Records from a data collection:
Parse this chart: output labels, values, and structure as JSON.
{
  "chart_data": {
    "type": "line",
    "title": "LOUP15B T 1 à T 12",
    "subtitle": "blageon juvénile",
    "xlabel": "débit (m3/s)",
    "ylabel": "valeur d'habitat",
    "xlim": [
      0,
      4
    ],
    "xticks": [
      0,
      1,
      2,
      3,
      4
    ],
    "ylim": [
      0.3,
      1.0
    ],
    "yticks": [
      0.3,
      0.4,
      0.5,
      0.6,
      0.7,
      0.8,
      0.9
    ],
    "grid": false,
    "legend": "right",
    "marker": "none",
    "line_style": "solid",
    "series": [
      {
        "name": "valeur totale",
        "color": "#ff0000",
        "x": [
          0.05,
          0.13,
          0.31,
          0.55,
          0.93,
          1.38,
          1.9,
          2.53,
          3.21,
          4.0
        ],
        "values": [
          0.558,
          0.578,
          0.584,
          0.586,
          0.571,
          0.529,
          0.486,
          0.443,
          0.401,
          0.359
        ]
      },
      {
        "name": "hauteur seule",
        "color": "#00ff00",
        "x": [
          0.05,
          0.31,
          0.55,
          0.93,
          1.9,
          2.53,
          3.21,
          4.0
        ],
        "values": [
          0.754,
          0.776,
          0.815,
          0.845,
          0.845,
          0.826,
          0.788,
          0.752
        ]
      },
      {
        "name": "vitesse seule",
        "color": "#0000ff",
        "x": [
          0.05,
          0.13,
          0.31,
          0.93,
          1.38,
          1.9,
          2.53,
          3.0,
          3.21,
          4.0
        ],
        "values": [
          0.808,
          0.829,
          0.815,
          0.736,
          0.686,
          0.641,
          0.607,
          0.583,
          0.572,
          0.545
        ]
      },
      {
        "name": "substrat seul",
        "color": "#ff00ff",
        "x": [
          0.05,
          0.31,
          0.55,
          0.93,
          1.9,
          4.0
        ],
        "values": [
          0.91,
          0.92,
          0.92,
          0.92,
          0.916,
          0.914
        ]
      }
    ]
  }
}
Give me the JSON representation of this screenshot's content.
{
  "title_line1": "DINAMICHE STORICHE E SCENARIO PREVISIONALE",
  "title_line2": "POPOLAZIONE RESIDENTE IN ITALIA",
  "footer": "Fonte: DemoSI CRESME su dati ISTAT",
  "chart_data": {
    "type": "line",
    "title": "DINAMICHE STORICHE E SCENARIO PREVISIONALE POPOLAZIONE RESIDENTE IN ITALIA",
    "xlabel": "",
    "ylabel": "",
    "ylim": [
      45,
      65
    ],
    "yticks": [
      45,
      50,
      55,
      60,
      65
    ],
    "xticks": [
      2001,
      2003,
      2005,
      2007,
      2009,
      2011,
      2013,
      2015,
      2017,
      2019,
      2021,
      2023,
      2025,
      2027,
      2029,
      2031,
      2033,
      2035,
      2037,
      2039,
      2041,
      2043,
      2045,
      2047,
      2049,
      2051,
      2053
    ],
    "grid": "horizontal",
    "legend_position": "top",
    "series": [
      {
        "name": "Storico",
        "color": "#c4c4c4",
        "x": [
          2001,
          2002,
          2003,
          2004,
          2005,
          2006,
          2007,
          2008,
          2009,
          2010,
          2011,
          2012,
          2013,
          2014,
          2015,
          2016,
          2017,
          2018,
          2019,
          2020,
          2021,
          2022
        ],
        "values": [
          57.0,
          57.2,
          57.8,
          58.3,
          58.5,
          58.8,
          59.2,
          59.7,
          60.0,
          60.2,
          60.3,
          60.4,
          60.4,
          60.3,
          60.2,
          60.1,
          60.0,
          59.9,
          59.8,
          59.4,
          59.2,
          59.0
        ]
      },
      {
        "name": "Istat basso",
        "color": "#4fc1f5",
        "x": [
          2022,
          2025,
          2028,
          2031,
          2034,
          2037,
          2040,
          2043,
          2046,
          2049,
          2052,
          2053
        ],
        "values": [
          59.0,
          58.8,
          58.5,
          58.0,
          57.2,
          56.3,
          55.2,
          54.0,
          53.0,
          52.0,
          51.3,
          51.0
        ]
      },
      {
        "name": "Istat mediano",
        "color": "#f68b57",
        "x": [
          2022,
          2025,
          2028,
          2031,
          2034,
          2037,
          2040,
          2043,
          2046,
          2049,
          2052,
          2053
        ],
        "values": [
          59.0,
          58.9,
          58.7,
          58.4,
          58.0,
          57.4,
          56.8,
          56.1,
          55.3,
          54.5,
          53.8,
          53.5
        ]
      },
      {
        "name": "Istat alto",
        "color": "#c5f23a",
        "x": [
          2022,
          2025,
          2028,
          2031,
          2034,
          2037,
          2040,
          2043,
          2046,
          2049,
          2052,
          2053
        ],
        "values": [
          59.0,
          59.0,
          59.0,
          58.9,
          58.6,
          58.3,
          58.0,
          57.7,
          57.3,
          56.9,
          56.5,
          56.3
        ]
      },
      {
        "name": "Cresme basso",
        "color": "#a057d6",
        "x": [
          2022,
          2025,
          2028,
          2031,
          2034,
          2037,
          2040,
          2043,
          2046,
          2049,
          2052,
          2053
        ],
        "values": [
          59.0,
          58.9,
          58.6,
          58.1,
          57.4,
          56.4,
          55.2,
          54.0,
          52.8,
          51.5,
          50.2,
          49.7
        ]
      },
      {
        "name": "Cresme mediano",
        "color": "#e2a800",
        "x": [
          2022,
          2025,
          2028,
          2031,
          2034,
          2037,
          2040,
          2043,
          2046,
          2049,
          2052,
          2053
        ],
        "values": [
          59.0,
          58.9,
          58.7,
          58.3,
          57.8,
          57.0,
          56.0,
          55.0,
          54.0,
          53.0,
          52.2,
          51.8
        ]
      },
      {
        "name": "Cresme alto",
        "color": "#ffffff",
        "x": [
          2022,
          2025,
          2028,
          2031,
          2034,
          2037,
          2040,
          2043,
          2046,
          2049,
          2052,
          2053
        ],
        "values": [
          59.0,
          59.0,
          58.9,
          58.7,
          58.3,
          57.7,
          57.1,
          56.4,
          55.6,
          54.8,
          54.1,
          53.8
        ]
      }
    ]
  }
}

- **To do**
Retype the listing exactly, in full.

- **In response**
Parse this chart: output labels, values, and structure as JSON.
{
  "chart_data": {
    "type": "line",
    "title": "LOUP15B T 1 à T 12",
    "subtitle": "blageon juvénile",
    "xlabel": "débit (m3/s)",
    "ylabel": "valeur d'habitat",
    "xlim": [
      0,
      4
    ],
    "xticks": [
      0,
      1,
      2,
      3,
      4
    ],
    "ylim": [
      0.3,
      1.0
    ],
    "yticks": [
      0.3,
      0.4,
      0.5,
      0.6,
      0.7,
      0.8,
      0.9
    ],
    "grid": false,
    "legend": "right",
    "marker": "none",
    "line_style": "solid",
    "series": [
      {
        "name": "valeur totale",
        "color": "#ff0000",
        "x": [
          0.05,
          0.13,
          0.31,
          0.55,
          0.93,
          1.38,
          1.9,
          2.53,
          3.21,
          4.0
        ],
        "values": [
          0.558,
          0.578,
          0.584,
          0.586,
          0.571,
          0.529,
          0.486,
          0.443,
          0.401,
          0.359
        ]
      },
      {
        "name": "hauteur seule",
        "color": "#00ff00",
        "x": [
          0.05,
          0.31,
          0.55,
          0.93,
          1.9,
          2.53,
          3.21,
          4.0
        ],
        "values": [
          0.754,
          0.776,
          0.815,
          0.845,
          0.845,
          0.826,
          0.788,
          0.752
        ]
      },
      {
        "name": "vitesse seule",
        "color": "#0000ff",
        "x": [
          0.05,
          0.13,
          0.31,
          0.93,
          1.38,
          1.9,
          2.53,
          3.0,
          3.21,
          4.0
        ],
        "values": [
          0.808,
          0.829,
          0.815,
          0.736,
          0.686,
          0.641,
          0.607,
          0.583,
          0.572,
          0.545
        ]
      },
      {
        "name": "substrat seul",
        "color": "#ff00ff",
        "x": [
          0.05,
          0.31,
          0.55,
          0.93,
          1.9,
          4.0
        ],
        "values": [
          0.91,
          0.92,
          0.92,
          0.92,
          0.916,
          0.914
        ]
      }
    ]
  }
}
Give me the JSON representation of this screenshot's content.
{
  "title_line1": "DINAMICHE STORICHE E SCENARIO PREVISIONALE",
  "title_line2": "POPOLAZIONE RESIDENTE IN ITALIA",
  "footer": "Fonte: DemoSI CRESME su dati ISTAT",
  "chart_data": {
    "type": "line",
    "title": "DINAMICHE STORICHE E SCENARIO PREVISIONALE POPOLAZIONE RESIDENTE IN ITALIA",
    "xlabel": "",
    "ylabel": "",
    "ylim": [
      45,
      65
    ],
    "yticks": [
      45,
      50,
      55,
      60,
      65
    ],
    "xticks": [
      2001,
      2003,
      2005,
      2007,
      2009,
      2011,
      2013,
      2015,
      2017,
      2019,
      2021,
      2023,
      2025,
      2027,
      2029,
      2031,
      2033,
      2035,
      2037,
      2039,
      2041,
      2043,
      2045,
      2047,
      2049,
      2051,
      2053
    ],
    "grid": "horizontal",
    "legend_position": "top",
    "series": [
      {
        "name": "Storico",
        "color": "#c4c4c4",
        "x": [
          2001,
          2002,
          2003,
          2004,
          2005,
          2006,
          2007,
          2008,
          2009,
          2010,
          2011,
          2012,
          2013,
          2014,
          2015,
          2016,
          2017,
          2018,
          2019,
          2020,
          2021,
          2022
        ],
        "values": [
          57.0,
          57.2,
          57.8,
          58.3,
          58.5,
          58.8,
          59.2,
          59.7,
          60.0,
          60.2,
          60.3,
          60.4,
          60.4,
          60.3,
          60.2,
          60.1,
          60.0,
          59.9,
          59.8,
          59.4,
          59.2,
          59.0
        ]
      },
      {
        "name": "Istat basso",
        "color": "#4fc1f5",
        "x": [
          2022,
          2025,
          2028,
          2031,
          2034,
          2037,
          2040,
          2043,
          2046,
          2049,
          2052,
          2053
        ],
        "values": [
          59.0,
          58.8,
          58.5,
          58.0,
          57.2,
          56.3,
          55.2,
          54.0,
          53.0,
          52.0,
          51.3,
          51.0
        ]
      },
      {
        "name": "Istat mediano",
        "color": "#f68b57",
        "x": [
          2022,
          2025,
          2028,
          2031,
          2034,
          2037,
          2040,
          2043,
          2046,
          2049,
          2052,
          2053
        ],
        "values": [
          59.0,
          58.9,
          58.7,
          58.4,
          58.0,
          57.4,
          56.8,
          56.1,
          55.3,
          54.5,
          53.8,
          53.5
        ]
      },
      {
        "name": "Istat alto",
        "color": "#c5f23a",
        "x": [
          2022,
          2025,
          2028,
          2031,
          2034,
          2037,
          2040,
          2043,
          2046,
          2049,
          2052,
          2053
        ],
        "values": [
          59.0,
          59.0,
          59.0,
          58.9,
          58.6,
          58.3,
          58.0,
          57.7,
          57.3,
          56.9,
          56.5,
          56.3
        ]
      },
      {
        "name": "Cresme basso",
        "color": "#a057d6",
        "x": [
          2022,
          2025,
          2028,
          2031,
          2034,
          2037,
          2040,
          2043,
          2046,
          2049,
          2052,
          2053
        ],
        "values": [
          59.0,
          58.9,
          58.6,
          58.1,
          57.4,
          56.4,
          55.2,
          54.0,
          52.8,
          51.5,
          50.2,
          49.7
        ]
      },
      {
        "name": "Cresme mediano",
        "color": "#e2a800",
        "x": [
          2022,
          2025,
          2028,
          2031,
          2034,
          2037,
          2040,
          2043,
          2046,
          2049,
          2052,
          2053
        ],
        "values": [
          59.0,
          58.9,
          58.7,
          58.3,
          57.8,
          57.0,
          56.0,
          55.0,
          54.0,
          53.0,
          52.2,
          51.8
        ]
      },
      {
        "name": "Cresme alto",
        "color": "#ffffff",
        "x": [
          2022,
          2025,
          2028,
          2031,
          2034,
          2037,
          2040,
          2043,
          2046,
          2049,
          2052,
          2053
        ],
        "values": [
          59.0,
          59.0,
          58.9,
          58.7,
          58.3,
          57.7,
          57.1,
          56.4,
          55.6,
          54.8,
          54.1,
          53.8
        ]
      }
    ]
  }
}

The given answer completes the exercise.